=== Items ===

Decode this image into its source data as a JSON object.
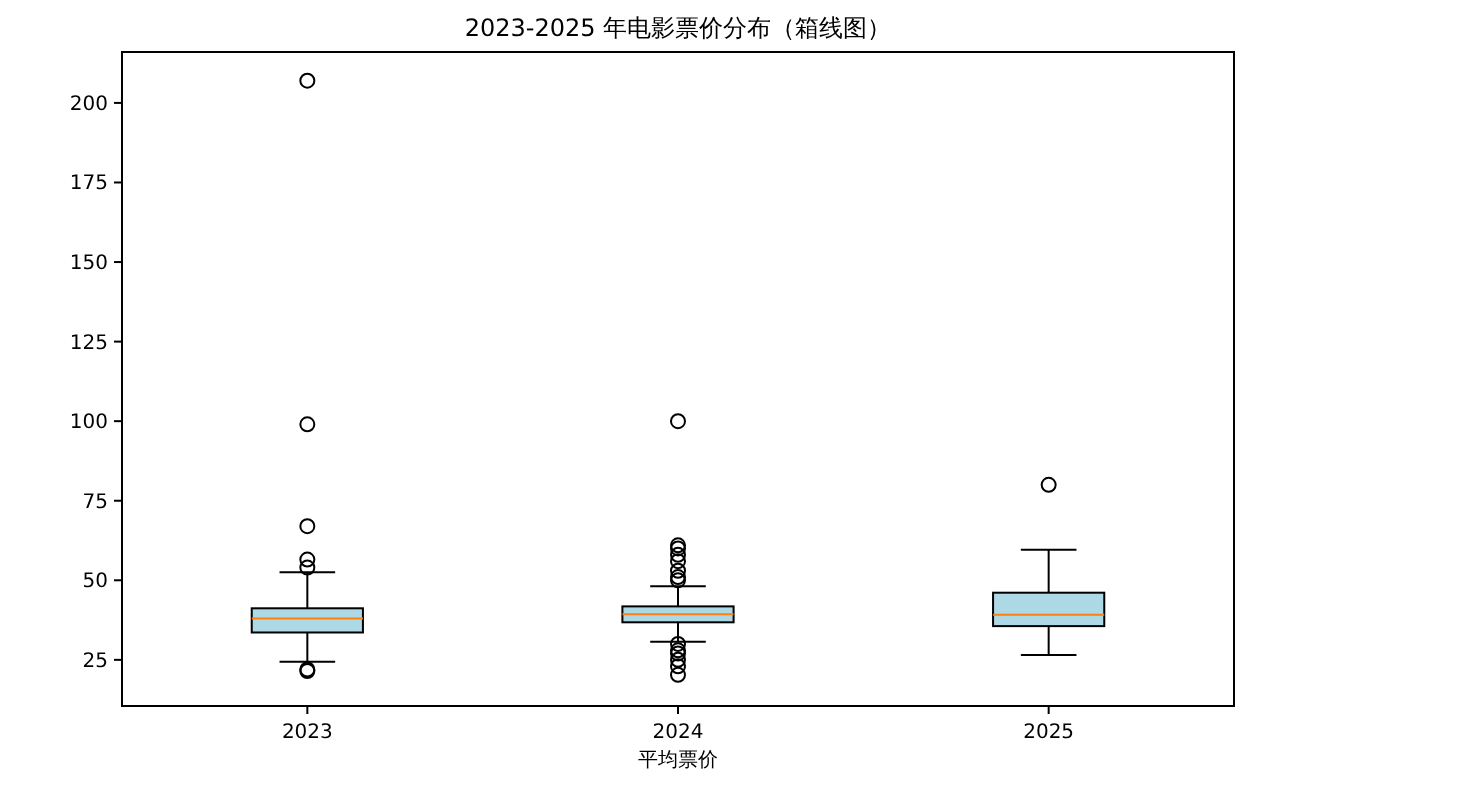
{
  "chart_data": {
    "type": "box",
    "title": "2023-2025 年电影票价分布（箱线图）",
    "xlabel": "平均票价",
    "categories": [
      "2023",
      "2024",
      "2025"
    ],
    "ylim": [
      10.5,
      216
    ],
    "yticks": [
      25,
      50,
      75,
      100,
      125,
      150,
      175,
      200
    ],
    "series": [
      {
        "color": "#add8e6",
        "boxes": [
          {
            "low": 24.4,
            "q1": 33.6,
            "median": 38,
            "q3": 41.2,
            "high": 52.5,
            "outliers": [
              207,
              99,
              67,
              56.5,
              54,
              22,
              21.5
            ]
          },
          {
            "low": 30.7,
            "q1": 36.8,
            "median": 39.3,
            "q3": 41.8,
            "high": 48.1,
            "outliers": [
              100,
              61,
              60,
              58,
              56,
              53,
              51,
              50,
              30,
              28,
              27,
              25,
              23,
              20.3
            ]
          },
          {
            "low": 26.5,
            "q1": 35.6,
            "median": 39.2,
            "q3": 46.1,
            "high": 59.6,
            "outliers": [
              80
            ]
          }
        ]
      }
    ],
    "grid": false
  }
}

===

Reproduce each line exactly, please, except for any pictures.

Decode this image into its source data as a JSON object.
{
  "chart_data": {
    "type": "box",
    "title": "2023-2025 年电影票价分布（箱线图）",
    "xlabel": "平均票价",
    "categories": [
      "2023",
      "2024",
      "2025"
    ],
    "ylim": [
      10.5,
      216
    ],
    "yticks": [
      25,
      50,
      75,
      100,
      125,
      150,
      175,
      200
    ],
    "series": [
      {
        "color": "#add8e6",
        "boxes": [
          {
            "low": 24.4,
            "q1": 33.6,
            "median": 38,
            "q3": 41.2,
            "high": 52.5,
            "outliers": [
              207,
              99,
              67,
              56.5,
              54,
              22,
              21.5
            ]
          },
          {
            "low": 30.7,
            "q1": 36.8,
            "median": 39.3,
            "q3": 41.8,
            "high": 48.1,
            "outliers": [
              100,
              61,
              60,
              58,
              56,
              53,
              51,
              50,
              30,
              28,
              27,
              25,
              23,
              20.3
            ]
          },
          {
            "low": 26.5,
            "q1": 35.6,
            "median": 39.2,
            "q3": 46.1,
            "high": 59.6,
            "outliers": [
              80
            ]
          }
        ]
      }
    ],
    "grid": false
  }
}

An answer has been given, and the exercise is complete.